■ **WHAT THE TASK ASKS**: Where a line of the data holds the word "structured", copy that line.

■ **EXTRACTED DATA**:

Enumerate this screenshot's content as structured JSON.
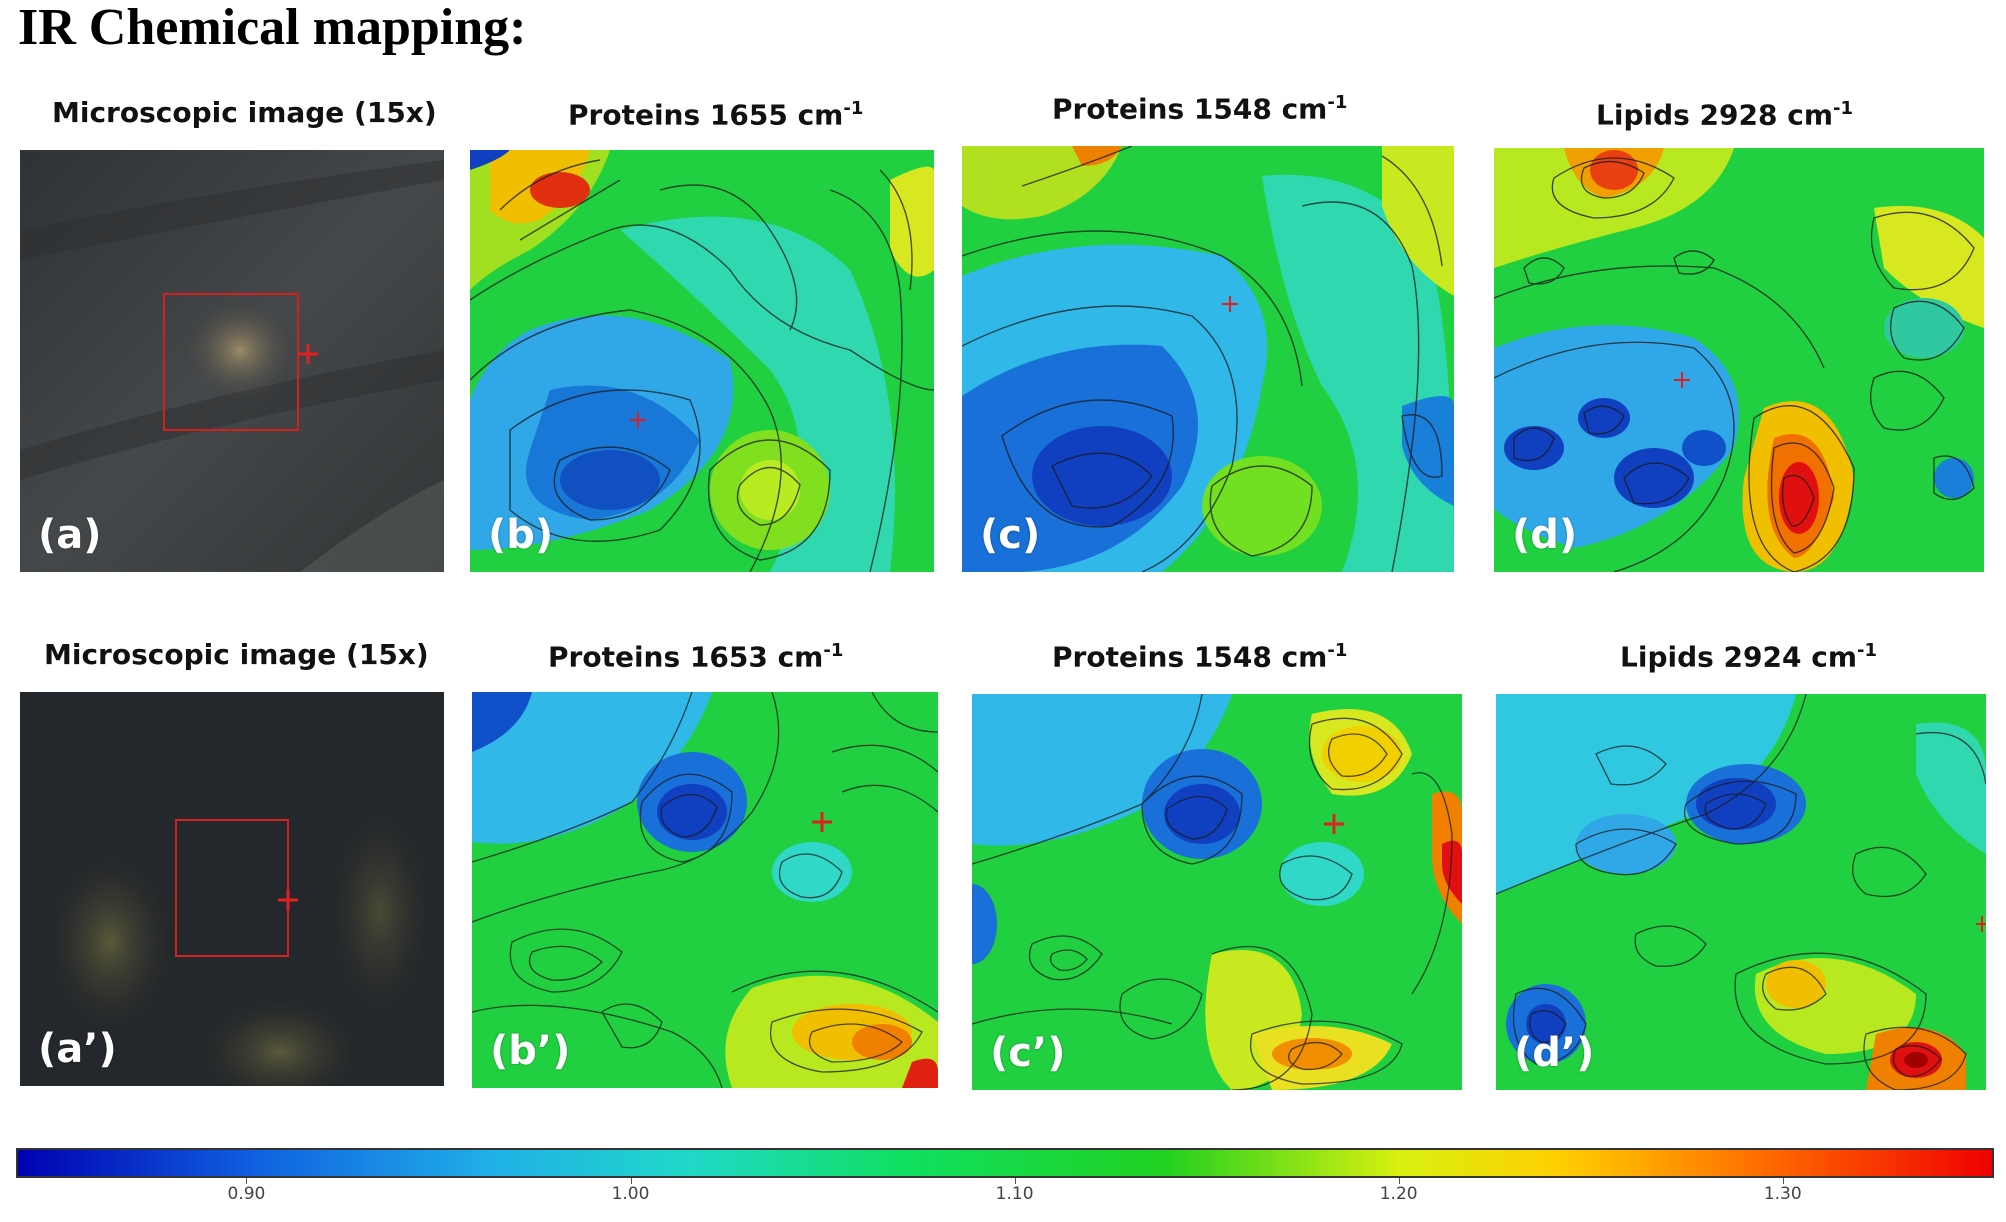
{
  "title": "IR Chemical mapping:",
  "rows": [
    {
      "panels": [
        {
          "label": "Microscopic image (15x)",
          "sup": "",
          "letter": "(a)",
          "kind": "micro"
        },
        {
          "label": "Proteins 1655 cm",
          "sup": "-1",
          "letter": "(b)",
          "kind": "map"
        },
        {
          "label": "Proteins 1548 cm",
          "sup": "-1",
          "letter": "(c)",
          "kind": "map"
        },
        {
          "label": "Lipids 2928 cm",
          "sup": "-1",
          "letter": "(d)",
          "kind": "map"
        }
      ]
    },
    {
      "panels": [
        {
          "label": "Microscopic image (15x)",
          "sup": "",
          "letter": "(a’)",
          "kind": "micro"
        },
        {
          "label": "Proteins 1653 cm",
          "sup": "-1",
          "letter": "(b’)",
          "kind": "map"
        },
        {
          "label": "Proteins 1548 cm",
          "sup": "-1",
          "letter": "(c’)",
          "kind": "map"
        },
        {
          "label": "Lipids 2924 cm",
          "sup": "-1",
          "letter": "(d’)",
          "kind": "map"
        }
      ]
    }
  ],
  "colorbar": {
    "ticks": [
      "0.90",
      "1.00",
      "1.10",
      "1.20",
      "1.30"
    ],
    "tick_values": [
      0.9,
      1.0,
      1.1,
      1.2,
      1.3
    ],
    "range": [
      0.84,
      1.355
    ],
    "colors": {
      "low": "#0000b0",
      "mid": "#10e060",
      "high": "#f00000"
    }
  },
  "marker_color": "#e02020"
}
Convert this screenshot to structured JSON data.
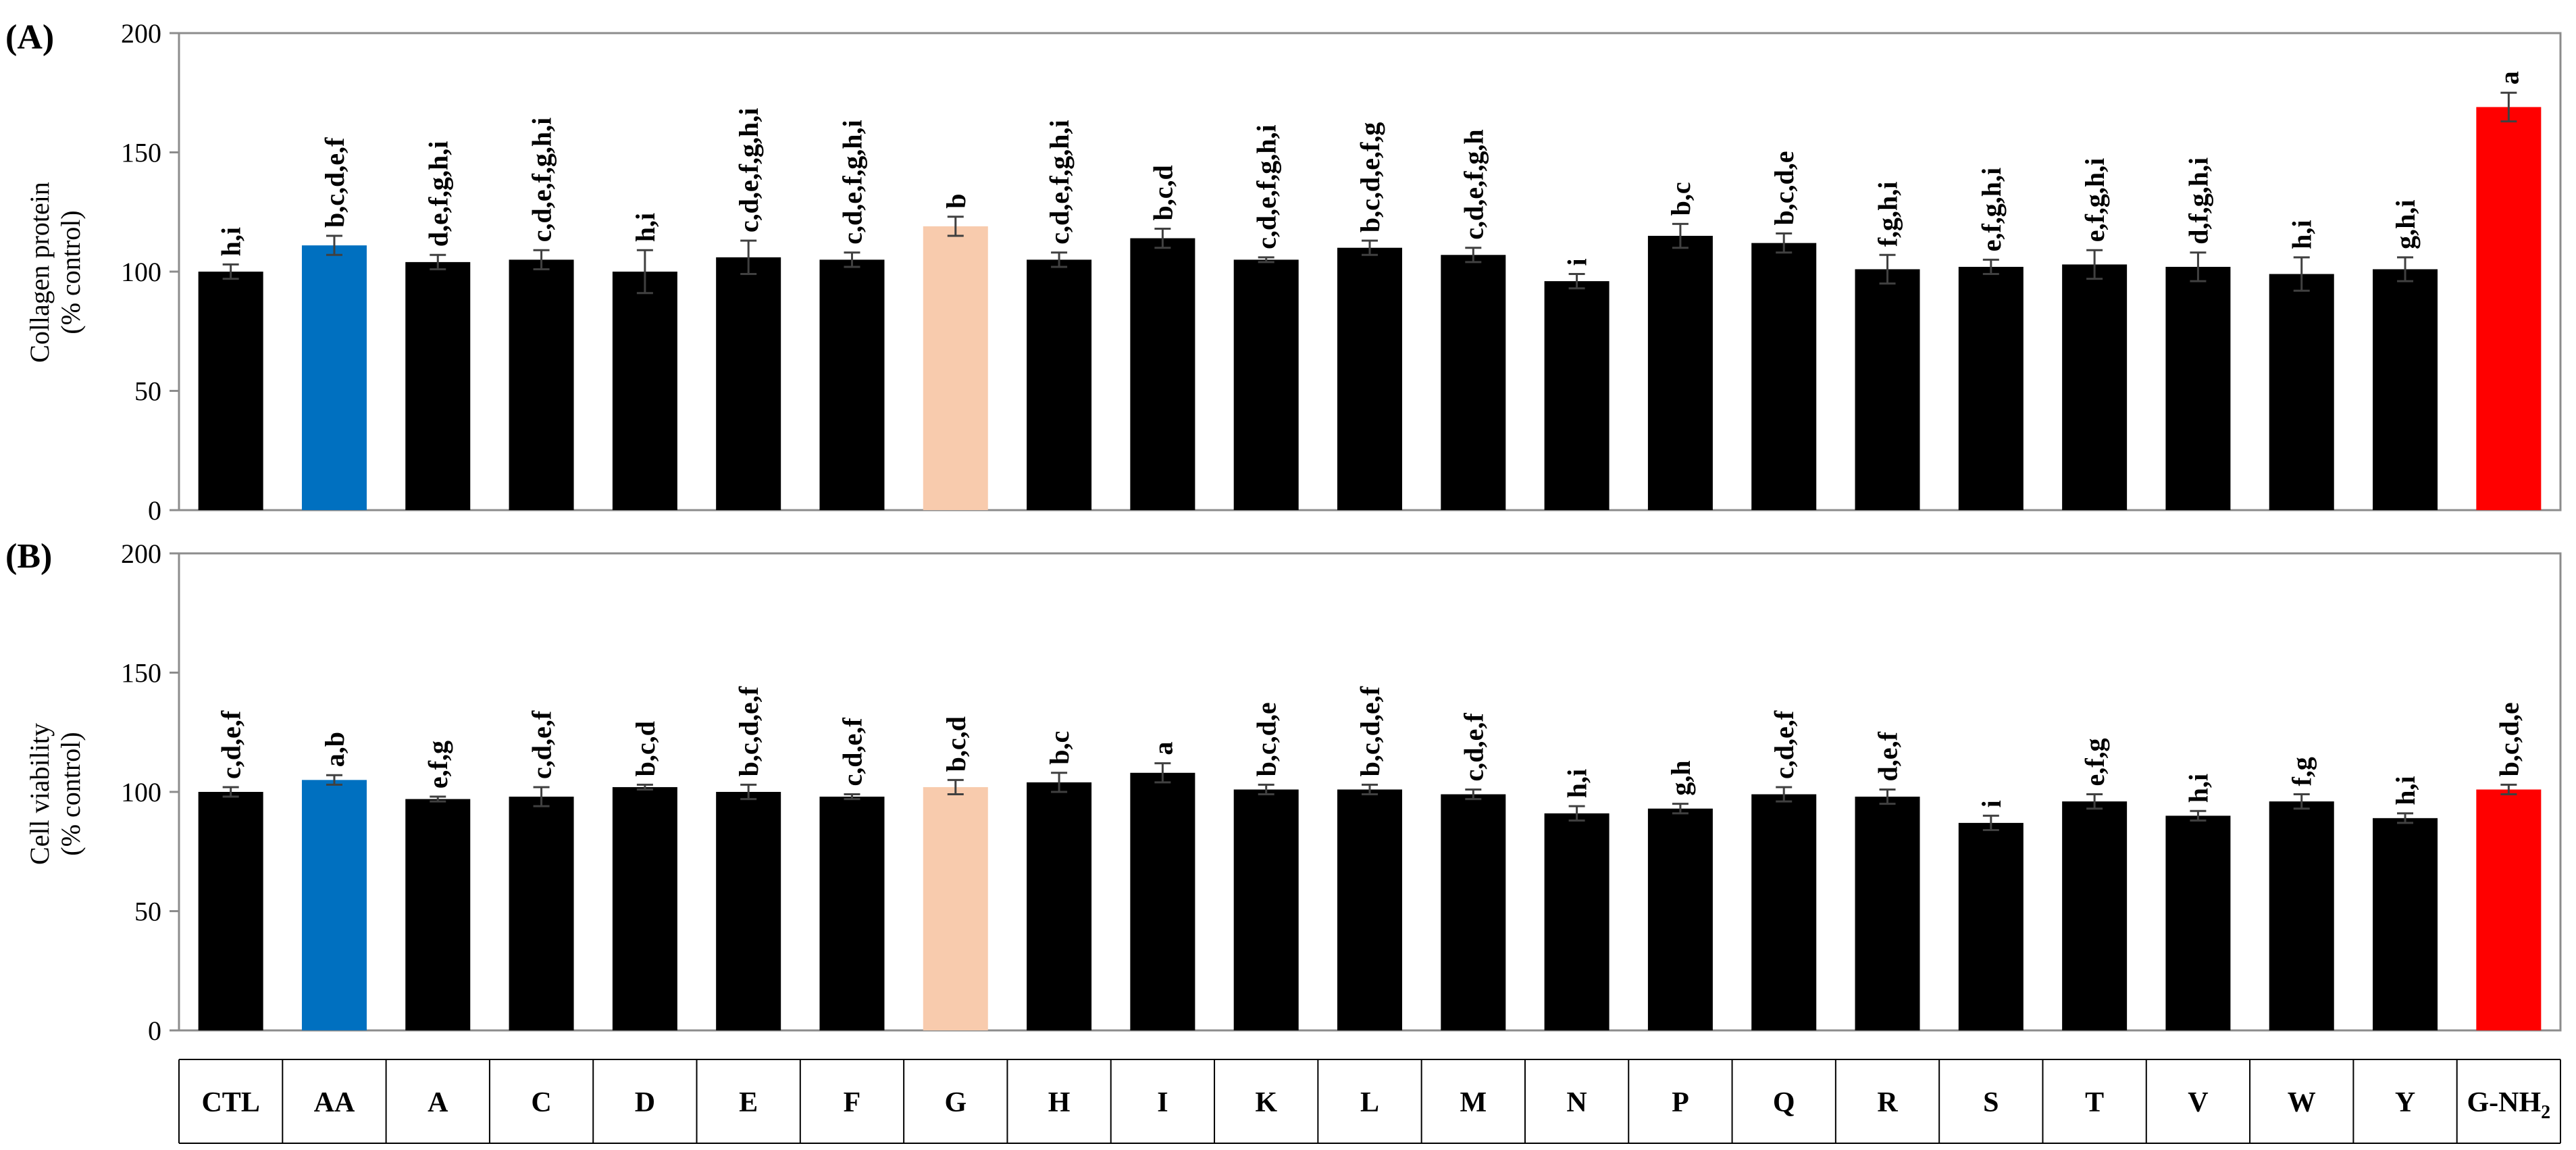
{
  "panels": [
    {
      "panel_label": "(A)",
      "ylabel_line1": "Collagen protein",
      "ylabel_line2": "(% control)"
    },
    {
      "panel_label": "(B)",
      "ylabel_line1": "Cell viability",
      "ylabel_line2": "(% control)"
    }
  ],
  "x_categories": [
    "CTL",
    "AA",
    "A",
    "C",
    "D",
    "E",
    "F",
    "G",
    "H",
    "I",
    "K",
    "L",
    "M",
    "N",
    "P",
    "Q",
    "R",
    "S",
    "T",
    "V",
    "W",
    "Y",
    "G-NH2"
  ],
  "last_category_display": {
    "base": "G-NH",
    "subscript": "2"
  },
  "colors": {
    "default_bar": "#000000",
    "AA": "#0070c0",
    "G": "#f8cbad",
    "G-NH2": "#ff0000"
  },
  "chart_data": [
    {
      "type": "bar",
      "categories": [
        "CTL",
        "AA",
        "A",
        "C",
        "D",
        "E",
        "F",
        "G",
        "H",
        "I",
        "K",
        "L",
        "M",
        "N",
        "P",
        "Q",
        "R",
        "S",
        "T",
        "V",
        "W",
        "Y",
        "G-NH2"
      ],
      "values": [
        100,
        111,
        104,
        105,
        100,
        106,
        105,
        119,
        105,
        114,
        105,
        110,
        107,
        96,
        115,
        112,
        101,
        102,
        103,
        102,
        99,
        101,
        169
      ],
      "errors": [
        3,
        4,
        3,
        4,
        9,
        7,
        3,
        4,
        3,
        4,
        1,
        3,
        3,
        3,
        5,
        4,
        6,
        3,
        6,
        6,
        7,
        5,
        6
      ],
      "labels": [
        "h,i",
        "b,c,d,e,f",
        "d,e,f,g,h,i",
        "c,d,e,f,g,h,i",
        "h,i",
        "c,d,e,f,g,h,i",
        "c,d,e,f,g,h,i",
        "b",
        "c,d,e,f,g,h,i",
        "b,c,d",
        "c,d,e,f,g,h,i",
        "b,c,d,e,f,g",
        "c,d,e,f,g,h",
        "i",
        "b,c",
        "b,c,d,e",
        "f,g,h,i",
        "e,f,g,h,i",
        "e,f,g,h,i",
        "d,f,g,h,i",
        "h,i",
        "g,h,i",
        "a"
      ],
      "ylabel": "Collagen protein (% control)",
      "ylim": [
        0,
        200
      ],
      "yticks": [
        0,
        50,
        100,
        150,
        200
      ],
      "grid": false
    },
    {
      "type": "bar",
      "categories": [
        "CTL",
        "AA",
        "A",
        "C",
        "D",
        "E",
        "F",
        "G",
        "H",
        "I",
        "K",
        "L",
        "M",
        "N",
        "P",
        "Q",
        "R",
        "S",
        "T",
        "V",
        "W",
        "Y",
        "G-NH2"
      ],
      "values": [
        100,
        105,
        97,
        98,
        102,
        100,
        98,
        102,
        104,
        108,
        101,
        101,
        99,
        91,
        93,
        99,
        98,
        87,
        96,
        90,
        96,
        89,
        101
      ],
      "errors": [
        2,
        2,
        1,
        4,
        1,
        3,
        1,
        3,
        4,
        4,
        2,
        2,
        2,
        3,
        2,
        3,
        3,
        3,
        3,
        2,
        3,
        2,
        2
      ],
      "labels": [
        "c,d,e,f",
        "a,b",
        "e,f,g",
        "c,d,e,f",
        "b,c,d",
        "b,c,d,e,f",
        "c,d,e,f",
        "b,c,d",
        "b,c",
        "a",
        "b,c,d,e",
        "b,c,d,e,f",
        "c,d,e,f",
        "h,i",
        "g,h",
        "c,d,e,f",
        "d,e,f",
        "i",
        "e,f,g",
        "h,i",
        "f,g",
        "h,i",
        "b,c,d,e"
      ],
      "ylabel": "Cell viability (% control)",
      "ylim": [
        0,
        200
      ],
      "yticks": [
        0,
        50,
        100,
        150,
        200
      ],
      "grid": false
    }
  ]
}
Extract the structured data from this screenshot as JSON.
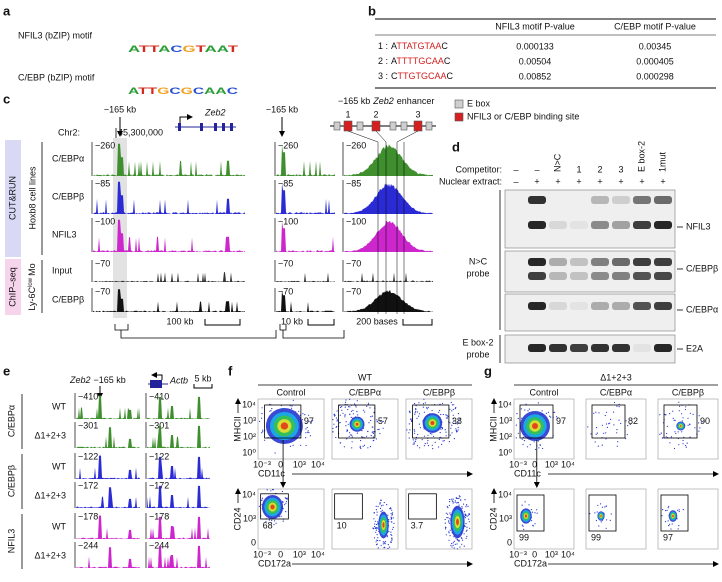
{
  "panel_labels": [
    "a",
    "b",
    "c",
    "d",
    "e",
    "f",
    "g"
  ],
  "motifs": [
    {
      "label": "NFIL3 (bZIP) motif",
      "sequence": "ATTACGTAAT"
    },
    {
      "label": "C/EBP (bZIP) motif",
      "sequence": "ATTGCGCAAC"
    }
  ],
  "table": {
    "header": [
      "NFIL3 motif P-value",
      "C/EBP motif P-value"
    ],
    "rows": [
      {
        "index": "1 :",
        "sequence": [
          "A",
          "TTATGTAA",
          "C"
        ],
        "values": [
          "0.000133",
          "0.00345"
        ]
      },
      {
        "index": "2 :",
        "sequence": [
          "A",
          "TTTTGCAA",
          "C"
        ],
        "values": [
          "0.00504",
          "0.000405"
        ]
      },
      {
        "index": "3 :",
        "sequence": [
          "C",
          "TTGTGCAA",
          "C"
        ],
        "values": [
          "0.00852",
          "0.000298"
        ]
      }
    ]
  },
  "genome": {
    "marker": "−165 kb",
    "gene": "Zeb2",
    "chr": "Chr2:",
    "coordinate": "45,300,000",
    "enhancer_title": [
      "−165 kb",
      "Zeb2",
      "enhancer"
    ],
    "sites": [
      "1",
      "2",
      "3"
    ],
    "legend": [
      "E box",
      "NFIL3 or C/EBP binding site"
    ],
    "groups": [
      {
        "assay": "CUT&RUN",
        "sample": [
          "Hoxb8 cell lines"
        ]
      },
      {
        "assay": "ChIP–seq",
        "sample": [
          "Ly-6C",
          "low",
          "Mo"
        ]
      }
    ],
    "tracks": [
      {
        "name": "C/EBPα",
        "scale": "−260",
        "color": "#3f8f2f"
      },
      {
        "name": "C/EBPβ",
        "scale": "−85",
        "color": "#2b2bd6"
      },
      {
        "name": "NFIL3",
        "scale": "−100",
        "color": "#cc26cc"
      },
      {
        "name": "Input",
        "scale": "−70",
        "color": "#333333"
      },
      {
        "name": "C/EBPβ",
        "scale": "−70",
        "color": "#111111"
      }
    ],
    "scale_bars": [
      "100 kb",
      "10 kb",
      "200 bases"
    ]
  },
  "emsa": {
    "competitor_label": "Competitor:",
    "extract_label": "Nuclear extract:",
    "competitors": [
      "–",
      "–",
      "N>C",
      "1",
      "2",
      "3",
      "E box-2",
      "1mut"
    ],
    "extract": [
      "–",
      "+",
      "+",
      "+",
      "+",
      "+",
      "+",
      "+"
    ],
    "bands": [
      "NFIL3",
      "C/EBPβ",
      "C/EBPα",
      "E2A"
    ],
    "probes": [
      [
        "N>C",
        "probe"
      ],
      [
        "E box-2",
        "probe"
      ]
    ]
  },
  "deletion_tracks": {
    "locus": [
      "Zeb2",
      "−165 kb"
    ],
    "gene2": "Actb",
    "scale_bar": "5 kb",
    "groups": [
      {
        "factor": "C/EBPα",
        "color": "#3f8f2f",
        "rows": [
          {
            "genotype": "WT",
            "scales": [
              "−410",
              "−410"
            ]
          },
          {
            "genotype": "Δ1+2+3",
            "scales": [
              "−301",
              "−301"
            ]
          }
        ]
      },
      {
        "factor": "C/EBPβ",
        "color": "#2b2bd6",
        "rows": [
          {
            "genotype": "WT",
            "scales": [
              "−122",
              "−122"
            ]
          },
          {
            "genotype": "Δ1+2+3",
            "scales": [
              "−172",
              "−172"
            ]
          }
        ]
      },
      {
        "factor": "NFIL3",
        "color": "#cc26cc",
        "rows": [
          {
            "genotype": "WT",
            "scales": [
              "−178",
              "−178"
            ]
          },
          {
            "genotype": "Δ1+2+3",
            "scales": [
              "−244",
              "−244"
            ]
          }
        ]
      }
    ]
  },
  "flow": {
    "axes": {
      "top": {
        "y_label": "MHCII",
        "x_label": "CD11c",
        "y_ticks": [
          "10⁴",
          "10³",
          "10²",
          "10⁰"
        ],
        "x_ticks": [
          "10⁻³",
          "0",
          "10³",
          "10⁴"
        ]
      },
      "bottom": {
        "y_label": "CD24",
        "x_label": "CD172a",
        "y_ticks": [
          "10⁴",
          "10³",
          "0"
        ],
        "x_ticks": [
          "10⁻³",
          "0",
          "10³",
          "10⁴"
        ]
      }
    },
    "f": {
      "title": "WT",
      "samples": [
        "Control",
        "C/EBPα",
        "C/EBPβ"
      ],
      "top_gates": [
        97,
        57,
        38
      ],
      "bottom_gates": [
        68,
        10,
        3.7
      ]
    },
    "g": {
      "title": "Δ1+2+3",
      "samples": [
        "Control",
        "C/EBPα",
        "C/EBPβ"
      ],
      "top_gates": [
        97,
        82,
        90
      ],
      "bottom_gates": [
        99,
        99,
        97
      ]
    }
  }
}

■ **TASK RESULT**:
Enumerate this screenshot's content as structured JSON.
Convert this screenshot to structured JSON data.
Extract the structured data from this screenshot as JSON.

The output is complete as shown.